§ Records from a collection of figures

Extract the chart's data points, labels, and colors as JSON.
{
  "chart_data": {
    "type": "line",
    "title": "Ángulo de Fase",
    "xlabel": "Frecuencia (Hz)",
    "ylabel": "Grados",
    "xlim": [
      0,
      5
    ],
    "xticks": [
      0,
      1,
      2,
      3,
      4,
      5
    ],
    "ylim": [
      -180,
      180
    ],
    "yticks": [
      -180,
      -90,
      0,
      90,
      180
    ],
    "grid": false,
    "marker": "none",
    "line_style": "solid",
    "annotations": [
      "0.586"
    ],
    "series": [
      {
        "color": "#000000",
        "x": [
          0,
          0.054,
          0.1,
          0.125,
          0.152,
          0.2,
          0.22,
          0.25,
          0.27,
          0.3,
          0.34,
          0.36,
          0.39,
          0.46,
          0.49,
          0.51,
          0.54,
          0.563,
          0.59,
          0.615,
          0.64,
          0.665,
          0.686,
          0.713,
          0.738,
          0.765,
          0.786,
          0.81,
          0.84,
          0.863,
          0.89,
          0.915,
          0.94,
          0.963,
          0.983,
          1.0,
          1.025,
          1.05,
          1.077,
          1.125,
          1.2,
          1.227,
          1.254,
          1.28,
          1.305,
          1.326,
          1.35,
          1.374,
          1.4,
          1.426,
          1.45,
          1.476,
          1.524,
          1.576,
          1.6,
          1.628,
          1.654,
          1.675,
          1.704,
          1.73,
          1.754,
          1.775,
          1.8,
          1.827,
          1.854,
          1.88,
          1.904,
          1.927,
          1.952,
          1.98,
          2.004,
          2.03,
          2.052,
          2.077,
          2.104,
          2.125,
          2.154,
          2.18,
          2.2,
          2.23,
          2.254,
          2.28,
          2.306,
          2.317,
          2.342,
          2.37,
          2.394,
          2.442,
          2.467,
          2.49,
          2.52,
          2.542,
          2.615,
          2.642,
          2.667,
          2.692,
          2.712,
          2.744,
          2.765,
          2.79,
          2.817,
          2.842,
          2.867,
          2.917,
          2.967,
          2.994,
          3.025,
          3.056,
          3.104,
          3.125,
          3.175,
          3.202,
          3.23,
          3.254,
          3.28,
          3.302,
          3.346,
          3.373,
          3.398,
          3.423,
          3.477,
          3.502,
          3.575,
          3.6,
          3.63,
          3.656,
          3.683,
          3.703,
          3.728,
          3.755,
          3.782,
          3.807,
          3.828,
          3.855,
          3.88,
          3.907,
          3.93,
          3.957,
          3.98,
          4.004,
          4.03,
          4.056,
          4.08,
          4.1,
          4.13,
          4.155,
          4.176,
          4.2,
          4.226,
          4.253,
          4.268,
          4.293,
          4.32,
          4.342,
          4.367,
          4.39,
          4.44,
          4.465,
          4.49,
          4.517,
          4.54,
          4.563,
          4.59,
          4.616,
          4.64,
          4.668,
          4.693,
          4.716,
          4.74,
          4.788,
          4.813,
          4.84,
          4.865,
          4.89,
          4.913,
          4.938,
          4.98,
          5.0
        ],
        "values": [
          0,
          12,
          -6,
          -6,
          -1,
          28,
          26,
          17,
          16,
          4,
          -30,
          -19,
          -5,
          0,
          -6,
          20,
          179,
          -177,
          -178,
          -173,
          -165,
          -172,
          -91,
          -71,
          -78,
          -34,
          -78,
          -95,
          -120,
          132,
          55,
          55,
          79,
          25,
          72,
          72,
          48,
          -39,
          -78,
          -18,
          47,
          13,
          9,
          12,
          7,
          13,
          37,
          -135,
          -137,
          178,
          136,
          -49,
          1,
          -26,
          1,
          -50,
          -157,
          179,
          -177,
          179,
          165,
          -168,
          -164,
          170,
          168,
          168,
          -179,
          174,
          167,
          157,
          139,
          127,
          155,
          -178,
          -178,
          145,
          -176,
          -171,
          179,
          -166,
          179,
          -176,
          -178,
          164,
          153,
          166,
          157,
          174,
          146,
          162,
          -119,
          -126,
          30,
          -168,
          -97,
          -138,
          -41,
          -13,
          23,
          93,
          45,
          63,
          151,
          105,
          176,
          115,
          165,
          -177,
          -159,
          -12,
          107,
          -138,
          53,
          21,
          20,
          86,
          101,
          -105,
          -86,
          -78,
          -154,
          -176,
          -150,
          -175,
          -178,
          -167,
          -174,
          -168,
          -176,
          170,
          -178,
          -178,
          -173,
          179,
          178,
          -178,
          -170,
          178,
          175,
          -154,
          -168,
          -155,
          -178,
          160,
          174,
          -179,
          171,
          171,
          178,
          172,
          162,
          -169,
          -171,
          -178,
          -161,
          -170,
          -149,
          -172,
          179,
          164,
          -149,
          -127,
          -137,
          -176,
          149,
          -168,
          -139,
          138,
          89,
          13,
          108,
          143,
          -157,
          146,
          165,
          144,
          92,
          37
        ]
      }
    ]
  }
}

§ Do this
Retype the entries one by one, exactly.

§ The solution
Extract the chart's data points, labels, and colors as JSON.
{
  "chart_data": {
    "type": "line",
    "title": "Ángulo de Fase",
    "xlabel": "Frecuencia (Hz)",
    "ylabel": "Grados",
    "xlim": [
      0,
      5
    ],
    "xticks": [
      0,
      1,
      2,
      3,
      4,
      5
    ],
    "ylim": [
      -180,
      180
    ],
    "yticks": [
      -180,
      -90,
      0,
      90,
      180
    ],
    "grid": false,
    "marker": "none",
    "line_style": "solid",
    "annotations": [
      "0.586"
    ],
    "series": [
      {
        "color": "#000000",
        "x": [
          0,
          0.054,
          0.1,
          0.125,
          0.152,
          0.2,
          0.22,
          0.25,
          0.27,
          0.3,
          0.34,
          0.36,
          0.39,
          0.46,
          0.49,
          0.51,
          0.54,
          0.563,
          0.59,
          0.615,
          0.64,
          0.665,
          0.686,
          0.713,
          0.738,
          0.765,
          0.786,
          0.81,
          0.84,
          0.863,
          0.89,
          0.915,
          0.94,
          0.963,
          0.983,
          1.0,
          1.025,
          1.05,
          1.077,
          1.125,
          1.2,
          1.227,
          1.254,
          1.28,
          1.305,
          1.326,
          1.35,
          1.374,
          1.4,
          1.426,
          1.45,
          1.476,
          1.524,
          1.576,
          1.6,
          1.628,
          1.654,
          1.675,
          1.704,
          1.73,
          1.754,
          1.775,
          1.8,
          1.827,
          1.854,
          1.88,
          1.904,
          1.927,
          1.952,
          1.98,
          2.004,
          2.03,
          2.052,
          2.077,
          2.104,
          2.125,
          2.154,
          2.18,
          2.2,
          2.23,
          2.254,
          2.28,
          2.306,
          2.317,
          2.342,
          2.37,
          2.394,
          2.442,
          2.467,
          2.49,
          2.52,
          2.542,
          2.615,
          2.642,
          2.667,
          2.692,
          2.712,
          2.744,
          2.765,
          2.79,
          2.817,
          2.842,
          2.867,
          2.917,
          2.967,
          2.994,
          3.025,
          3.056,
          3.104,
          3.125,
          3.175,
          3.202,
          3.23,
          3.254,
          3.28,
          3.302,
          3.346,
          3.373,
          3.398,
          3.423,
          3.477,
          3.502,
          3.575,
          3.6,
          3.63,
          3.656,
          3.683,
          3.703,
          3.728,
          3.755,
          3.782,
          3.807,
          3.828,
          3.855,
          3.88,
          3.907,
          3.93,
          3.957,
          3.98,
          4.004,
          4.03,
          4.056,
          4.08,
          4.1,
          4.13,
          4.155,
          4.176,
          4.2,
          4.226,
          4.253,
          4.268,
          4.293,
          4.32,
          4.342,
          4.367,
          4.39,
          4.44,
          4.465,
          4.49,
          4.517,
          4.54,
          4.563,
          4.59,
          4.616,
          4.64,
          4.668,
          4.693,
          4.716,
          4.74,
          4.788,
          4.813,
          4.84,
          4.865,
          4.89,
          4.913,
          4.938,
          4.98,
          5.0
        ],
        "values": [
          0,
          12,
          -6,
          -6,
          -1,
          28,
          26,
          17,
          16,
          4,
          -30,
          -19,
          -5,
          0,
          -6,
          20,
          179,
          -177,
          -178,
          -173,
          -165,
          -172,
          -91,
          -71,
          -78,
          -34,
          -78,
          -95,
          -120,
          132,
          55,
          55,
          79,
          25,
          72,
          72,
          48,
          -39,
          -78,
          -18,
          47,
          13,
          9,
          12,
          7,
          13,
          37,
          -135,
          -137,
          178,
          136,
          -49,
          1,
          -26,
          1,
          -50,
          -157,
          179,
          -177,
          179,
          165,
          -168,
          -164,
          170,
          168,
          168,
          -179,
          174,
          167,
          157,
          139,
          127,
          155,
          -178,
          -178,
          145,
          -176,
          -171,
          179,
          -166,
          179,
          -176,
          -178,
          164,
          153,
          166,
          157,
          174,
          146,
          162,
          -119,
          -126,
          30,
          -168,
          -97,
          -138,
          -41,
          -13,
          23,
          93,
          45,
          63,
          151,
          105,
          176,
          115,
          165,
          -177,
          -159,
          -12,
          107,
          -138,
          53,
          21,
          20,
          86,
          101,
          -105,
          -86,
          -78,
          -154,
          -176,
          -150,
          -175,
          -178,
          -167,
          -174,
          -168,
          -176,
          170,
          -178,
          -178,
          -173,
          179,
          178,
          -178,
          -170,
          178,
          175,
          -154,
          -168,
          -155,
          -178,
          160,
          174,
          -179,
          171,
          171,
          178,
          172,
          162,
          -169,
          -171,
          -178,
          -161,
          -170,
          -149,
          -172,
          179,
          164,
          -149,
          -127,
          -137,
          -176,
          149,
          -168,
          -139,
          138,
          89,
          13,
          108,
          143,
          -157,
          146,
          165,
          144,
          92,
          37
        ]
      }
    ]
  }
}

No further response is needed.